▸ ROWS:
══════════════════════════════

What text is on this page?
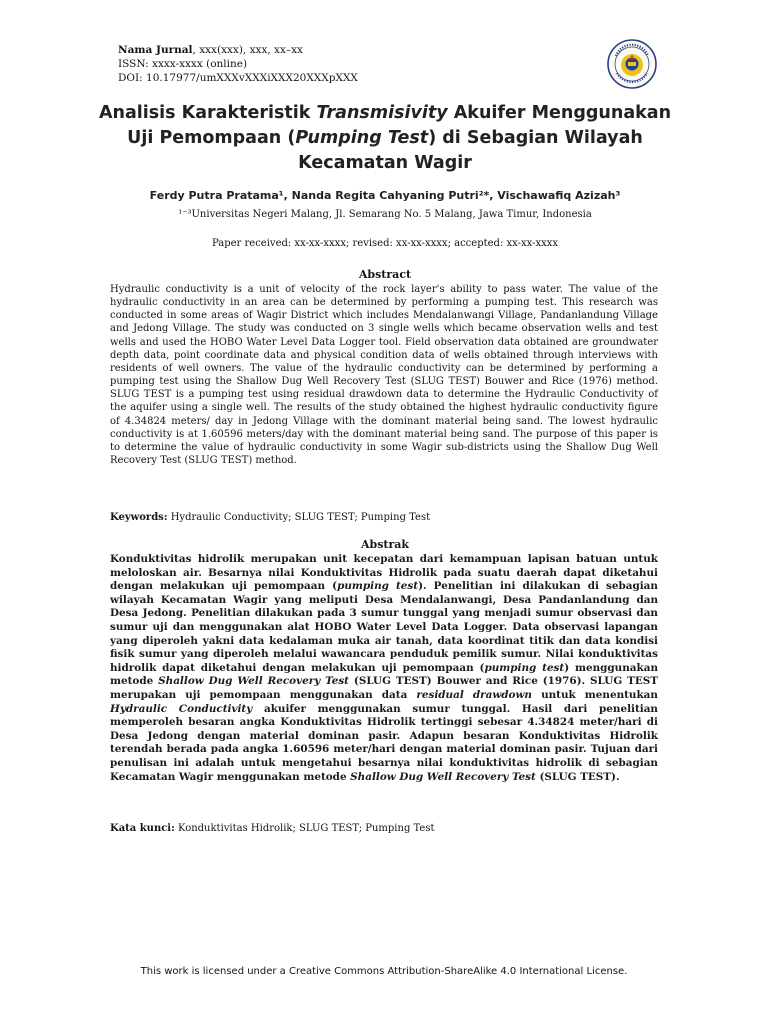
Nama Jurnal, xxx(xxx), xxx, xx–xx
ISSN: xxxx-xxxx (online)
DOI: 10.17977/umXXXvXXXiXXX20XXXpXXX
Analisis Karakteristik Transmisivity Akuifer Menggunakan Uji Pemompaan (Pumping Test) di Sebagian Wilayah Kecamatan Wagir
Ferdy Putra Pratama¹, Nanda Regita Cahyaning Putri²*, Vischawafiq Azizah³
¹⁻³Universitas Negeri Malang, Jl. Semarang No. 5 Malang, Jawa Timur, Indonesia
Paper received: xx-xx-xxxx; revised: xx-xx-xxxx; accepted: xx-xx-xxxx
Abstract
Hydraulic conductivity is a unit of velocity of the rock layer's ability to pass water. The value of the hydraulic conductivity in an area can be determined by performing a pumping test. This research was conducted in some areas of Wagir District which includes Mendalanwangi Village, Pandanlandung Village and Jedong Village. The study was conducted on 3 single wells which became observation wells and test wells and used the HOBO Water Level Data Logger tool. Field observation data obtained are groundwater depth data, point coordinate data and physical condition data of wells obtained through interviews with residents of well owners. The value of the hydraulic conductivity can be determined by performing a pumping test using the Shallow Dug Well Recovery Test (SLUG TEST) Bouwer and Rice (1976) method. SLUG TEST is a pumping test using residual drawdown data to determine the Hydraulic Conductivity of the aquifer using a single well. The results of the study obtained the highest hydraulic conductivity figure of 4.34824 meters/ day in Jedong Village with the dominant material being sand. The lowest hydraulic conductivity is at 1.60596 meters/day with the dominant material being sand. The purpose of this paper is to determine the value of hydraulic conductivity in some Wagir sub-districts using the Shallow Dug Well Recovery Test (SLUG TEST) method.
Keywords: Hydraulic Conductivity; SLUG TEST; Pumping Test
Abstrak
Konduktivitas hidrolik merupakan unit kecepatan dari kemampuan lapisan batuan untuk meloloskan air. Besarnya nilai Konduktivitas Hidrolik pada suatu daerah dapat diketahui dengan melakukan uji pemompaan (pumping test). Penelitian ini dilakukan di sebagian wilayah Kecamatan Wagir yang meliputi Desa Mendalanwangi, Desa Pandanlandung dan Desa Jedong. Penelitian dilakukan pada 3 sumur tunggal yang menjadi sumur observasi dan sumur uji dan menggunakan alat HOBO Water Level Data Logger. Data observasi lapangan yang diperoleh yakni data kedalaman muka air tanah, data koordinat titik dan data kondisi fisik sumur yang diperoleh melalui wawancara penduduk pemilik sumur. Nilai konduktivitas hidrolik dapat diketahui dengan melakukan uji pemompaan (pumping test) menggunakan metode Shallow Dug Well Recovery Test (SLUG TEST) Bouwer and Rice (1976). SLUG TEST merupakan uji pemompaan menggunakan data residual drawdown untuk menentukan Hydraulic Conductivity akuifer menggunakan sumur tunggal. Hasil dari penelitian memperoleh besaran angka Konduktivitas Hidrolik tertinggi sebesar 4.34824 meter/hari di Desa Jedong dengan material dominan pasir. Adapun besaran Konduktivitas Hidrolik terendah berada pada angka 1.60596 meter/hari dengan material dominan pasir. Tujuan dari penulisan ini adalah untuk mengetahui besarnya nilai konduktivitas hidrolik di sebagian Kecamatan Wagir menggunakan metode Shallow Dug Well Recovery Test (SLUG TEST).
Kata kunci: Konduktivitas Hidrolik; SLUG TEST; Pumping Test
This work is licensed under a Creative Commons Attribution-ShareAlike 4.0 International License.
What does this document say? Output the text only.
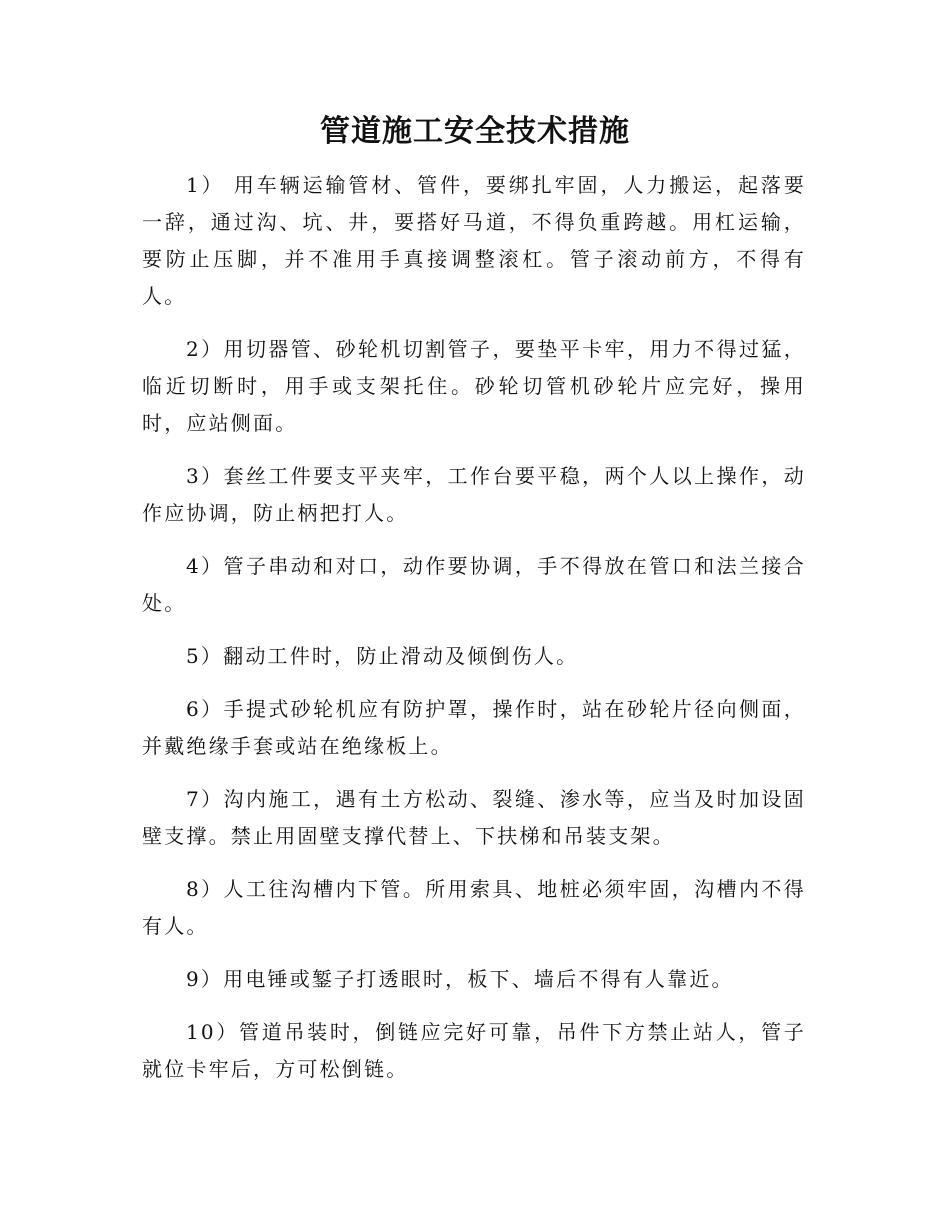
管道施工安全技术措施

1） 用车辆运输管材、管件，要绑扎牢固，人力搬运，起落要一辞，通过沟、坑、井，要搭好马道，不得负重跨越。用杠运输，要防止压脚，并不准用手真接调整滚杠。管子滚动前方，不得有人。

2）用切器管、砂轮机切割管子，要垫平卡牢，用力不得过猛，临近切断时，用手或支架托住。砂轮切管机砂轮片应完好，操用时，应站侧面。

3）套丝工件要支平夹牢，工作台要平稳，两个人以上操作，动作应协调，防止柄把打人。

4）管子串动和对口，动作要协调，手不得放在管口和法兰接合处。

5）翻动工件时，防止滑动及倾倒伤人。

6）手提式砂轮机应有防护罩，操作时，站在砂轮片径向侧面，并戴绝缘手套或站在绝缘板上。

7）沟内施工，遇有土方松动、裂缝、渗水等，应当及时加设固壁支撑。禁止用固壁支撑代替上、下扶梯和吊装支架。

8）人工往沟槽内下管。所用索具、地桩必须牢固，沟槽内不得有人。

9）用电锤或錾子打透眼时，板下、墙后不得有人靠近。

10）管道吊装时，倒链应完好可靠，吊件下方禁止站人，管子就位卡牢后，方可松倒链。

══════════════════════════════

▸ WHAT YOU WILL DO:
Search the data for the string "text" and copy each line where it appears.

▸ EXERCISE SOLUTION:
What text is on this page?
What does this document say? Output the text only.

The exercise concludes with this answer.